-- start Exercise inputs --
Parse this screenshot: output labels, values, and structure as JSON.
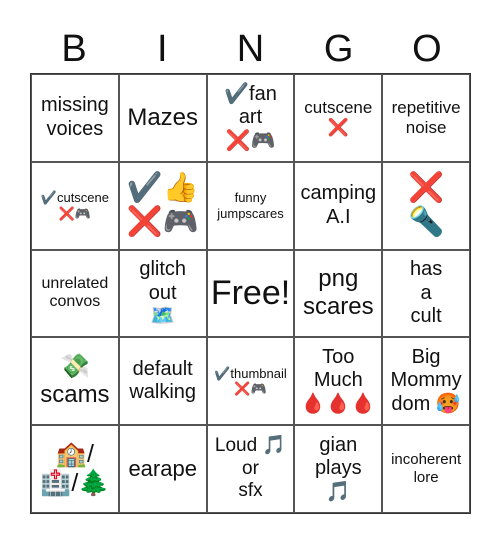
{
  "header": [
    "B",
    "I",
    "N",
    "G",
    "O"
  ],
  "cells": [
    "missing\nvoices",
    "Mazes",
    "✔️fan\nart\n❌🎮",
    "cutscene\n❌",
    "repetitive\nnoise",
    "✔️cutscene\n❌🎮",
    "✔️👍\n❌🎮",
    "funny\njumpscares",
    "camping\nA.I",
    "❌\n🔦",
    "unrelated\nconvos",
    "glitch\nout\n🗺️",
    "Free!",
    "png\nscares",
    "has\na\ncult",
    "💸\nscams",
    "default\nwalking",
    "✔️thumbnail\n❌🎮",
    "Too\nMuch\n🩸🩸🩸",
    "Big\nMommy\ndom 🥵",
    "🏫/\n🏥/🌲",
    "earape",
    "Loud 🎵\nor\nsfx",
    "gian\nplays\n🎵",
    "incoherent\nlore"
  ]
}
-- end Exercise inputs --
-- start Exercise inputs --
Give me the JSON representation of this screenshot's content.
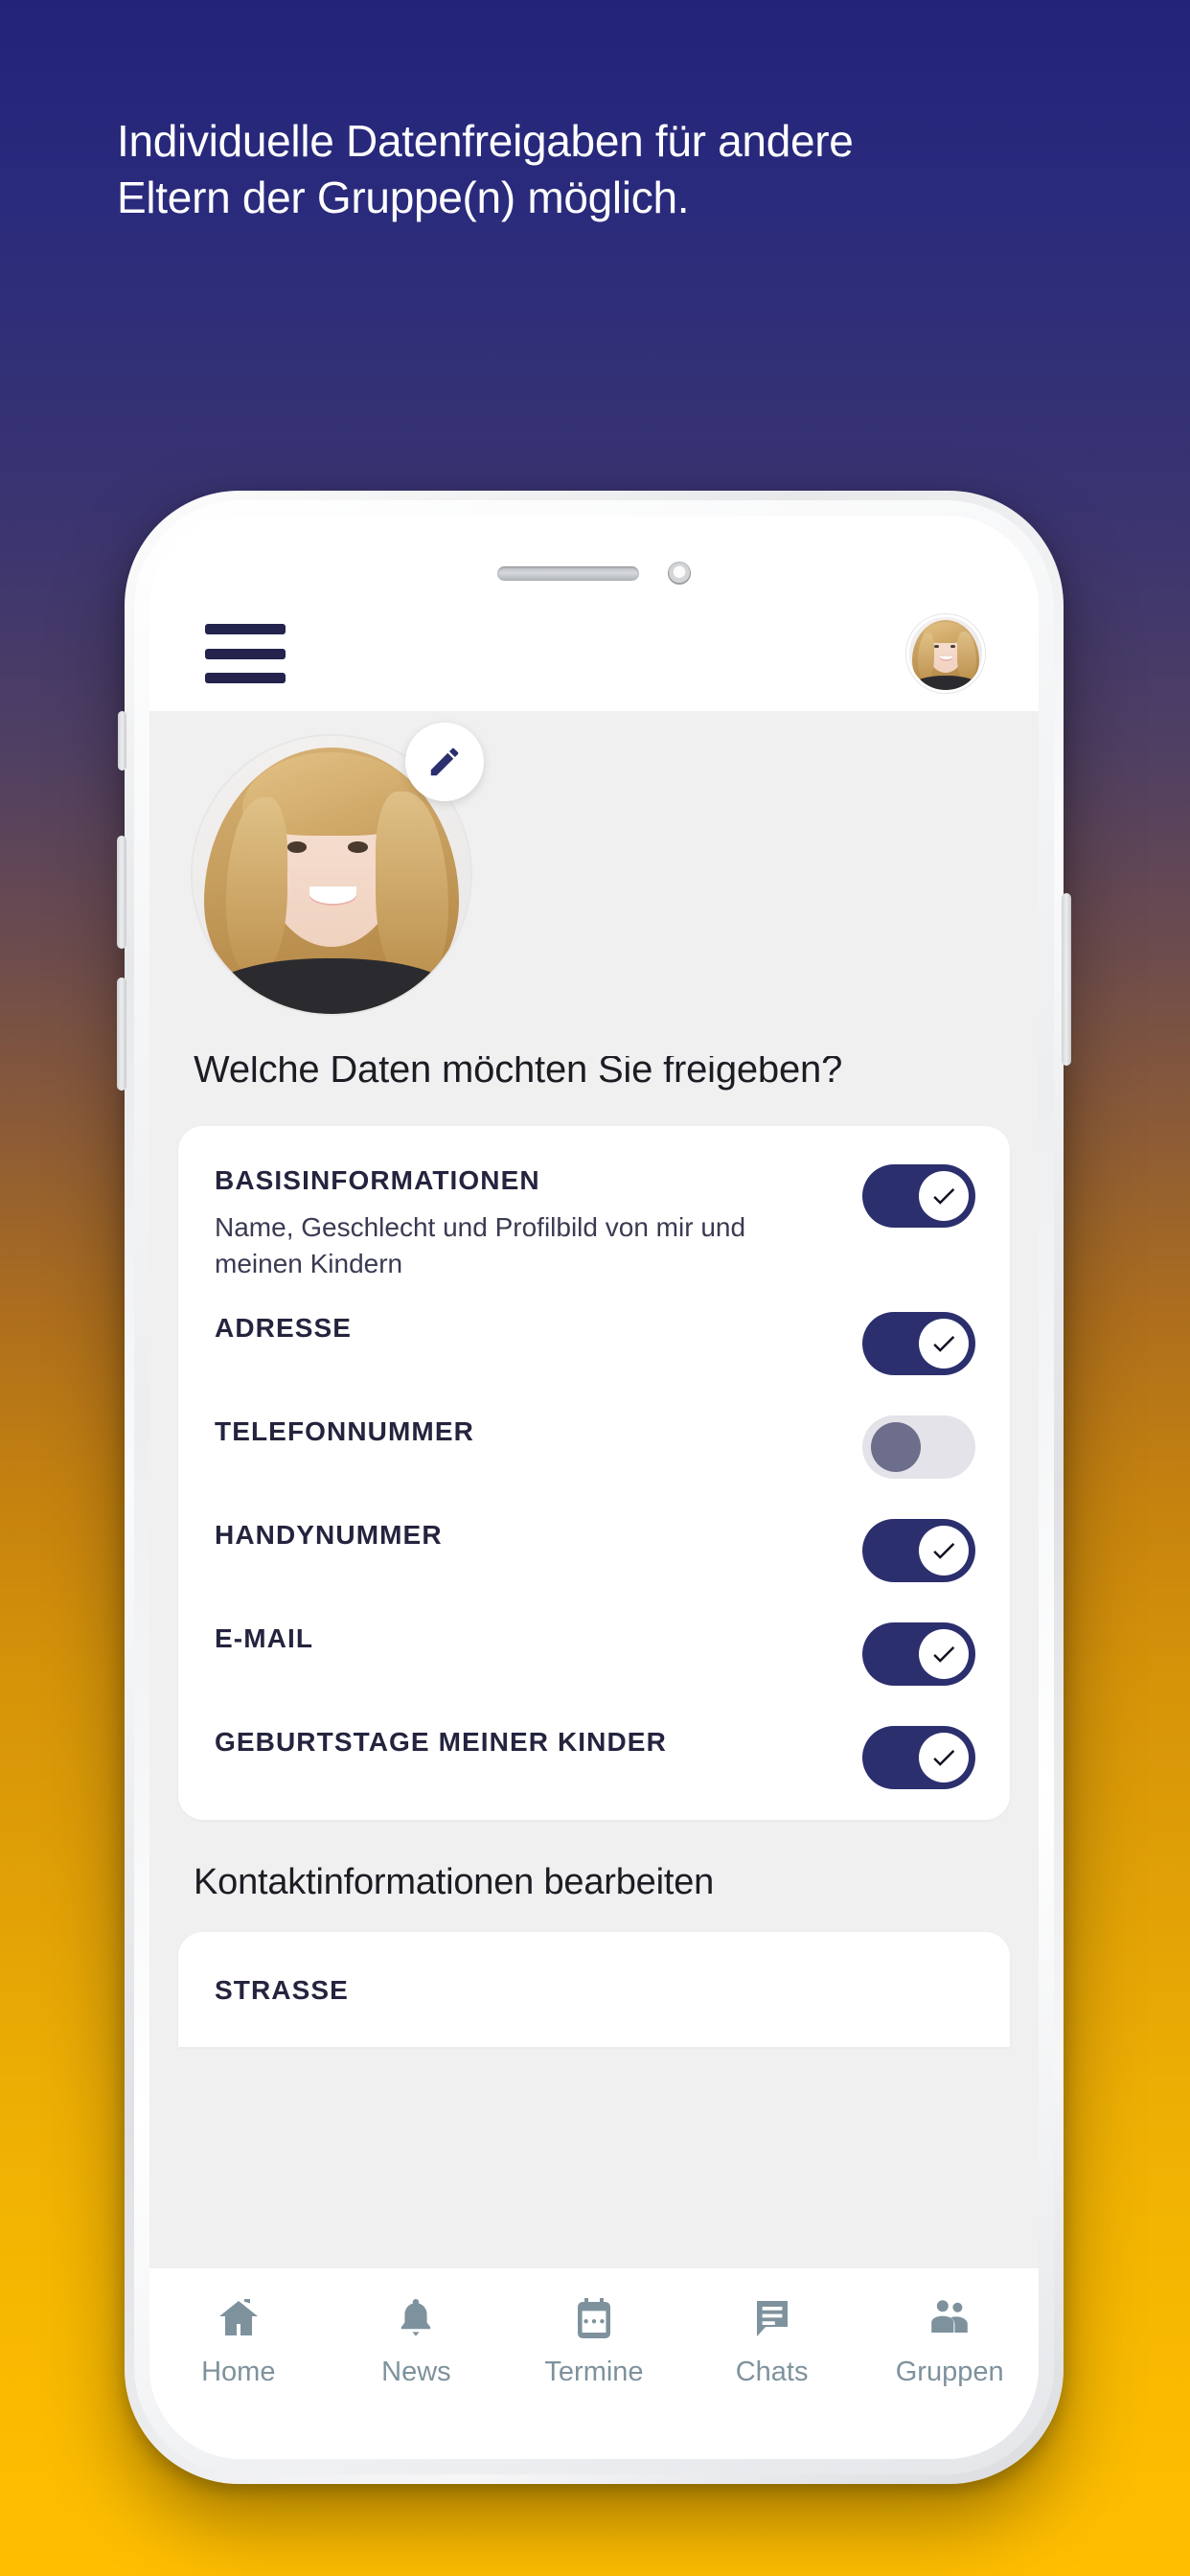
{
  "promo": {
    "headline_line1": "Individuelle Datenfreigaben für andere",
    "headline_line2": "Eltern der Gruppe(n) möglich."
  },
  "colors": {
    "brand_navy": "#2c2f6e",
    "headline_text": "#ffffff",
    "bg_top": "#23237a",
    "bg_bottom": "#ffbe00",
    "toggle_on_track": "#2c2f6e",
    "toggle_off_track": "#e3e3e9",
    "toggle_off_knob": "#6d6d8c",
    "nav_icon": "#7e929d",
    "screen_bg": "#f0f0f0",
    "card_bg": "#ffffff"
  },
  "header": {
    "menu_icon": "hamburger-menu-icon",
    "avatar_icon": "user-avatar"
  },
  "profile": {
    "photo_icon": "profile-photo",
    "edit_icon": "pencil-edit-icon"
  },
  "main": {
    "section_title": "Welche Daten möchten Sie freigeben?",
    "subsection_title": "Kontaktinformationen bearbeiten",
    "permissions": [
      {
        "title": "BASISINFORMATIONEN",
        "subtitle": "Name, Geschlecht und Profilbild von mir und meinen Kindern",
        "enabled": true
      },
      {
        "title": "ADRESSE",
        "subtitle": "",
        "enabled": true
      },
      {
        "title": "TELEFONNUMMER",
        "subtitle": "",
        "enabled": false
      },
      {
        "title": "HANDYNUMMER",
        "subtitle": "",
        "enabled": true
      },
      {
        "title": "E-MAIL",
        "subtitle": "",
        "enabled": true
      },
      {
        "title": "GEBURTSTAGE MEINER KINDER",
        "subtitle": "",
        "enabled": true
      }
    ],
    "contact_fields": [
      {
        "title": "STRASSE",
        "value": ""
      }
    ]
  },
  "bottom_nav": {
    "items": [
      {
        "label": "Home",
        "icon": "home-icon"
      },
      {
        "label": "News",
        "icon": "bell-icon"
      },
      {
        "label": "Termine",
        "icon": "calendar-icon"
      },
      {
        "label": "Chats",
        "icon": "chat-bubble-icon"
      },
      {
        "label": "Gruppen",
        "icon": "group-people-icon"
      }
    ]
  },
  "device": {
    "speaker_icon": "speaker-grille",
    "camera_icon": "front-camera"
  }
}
-- end Exercise inputs --
• Stated problem:
Using the records above, copy each line that contains "screenshot".

• Solution to the exercise:
Parse this screenshot: output labels, values, and structure as JSON.
Give me the JSON representation of this screenshot's content.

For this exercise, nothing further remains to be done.